## GIVEN PASSAGE:

start

We need in this context to consider Plato’s famous (or infamous) notion of forms.[1] His critics often see his alleged anti-body views as inextricably tied up with his ideas about forms. Plato, we are told, aspired to get away from the body and to escape into the timeless, spaceless world of ideals. In this way he disparaged the world of the senses and of bodies and longed for the perfect, disembodied world. But is this really what Plato thought? I shall argue that it is a misleading caricature of his philosophy.
The words translated as “form,” eidos and idea, relate to the appearance of something to an observer’s gaze. For different particulars to have the same “form”—to be beautiful or to be wise, say—is for them to have a common appearance, for different things to convey the same idea to an observer.[2] Forms are the intellectual paradigms and patterns that make particulars what they are—that enable them to be anything at all, that give them their identity. “Far from stripping the sensible world of all intelligibility and locating it ‘elsewhere,’ Plato expressly presents the forms as the truth, the whatness, the intelligibility, and hence the reality, of the world.”[3] They are what Eric Perl calls “ideas-in-things”—that in things which can also be present in thought.[4] In Plato’s thinking, to deny forms would be to estrange thought and being and hence to deny the possibility of thinking or speaking about anything in the world (Parmenides 135b-c).
Now Plato is very clear that forms are “separate” from their instances. This has misled many to think that Plato imagines them existing in another realm, a higher world that is better than this cruddy sensory world. This is arguably to misunderstand the notion of separation (chôrismos). Clearly, if one considers a range of particulars that all share the same form, that form must be distinct from, must transcend, any of its instances (Meno 74b-e). A just ruler, for instance, cannot be justice itself.

end

## INFORMATION PROVIDED:
start

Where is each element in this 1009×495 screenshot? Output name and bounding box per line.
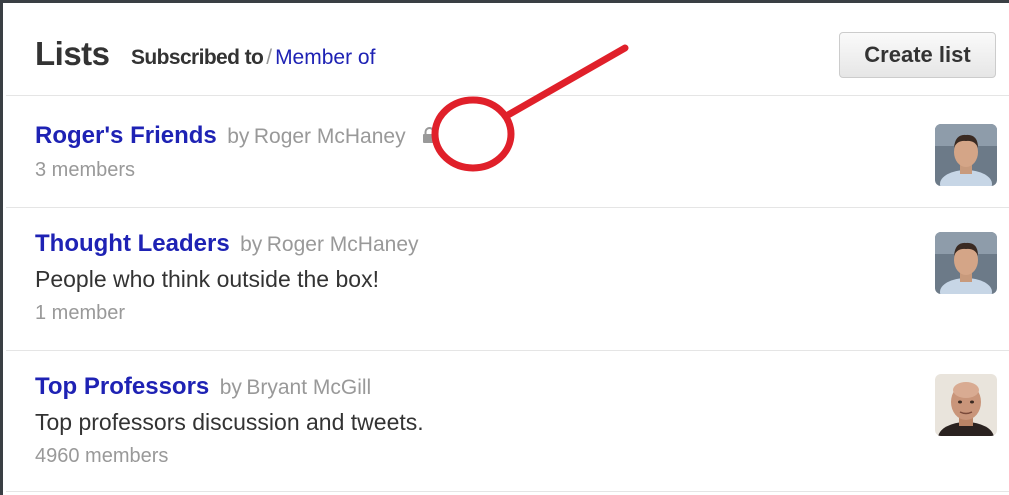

end

## EXERCISE DETAILS:
Print the section of the Plato's forms passage that begins at the words "Now Plato is" and stops after "be justice itself.".

## REPLY:
Now Plato is very clear that forms are “separate” from their instances. This has misled many to think that Plato imagines them existing in another realm, a higher world that is better than this cruddy sensory world. This is arguably to misunderstand the notion of separation (chôrismos). Clearly, if one considers a range of particulars that all share the same form, that form must be distinct from, must transcend, any of its instances (Meno 74b-e). A just ruler, for instance, cannot be justice itself.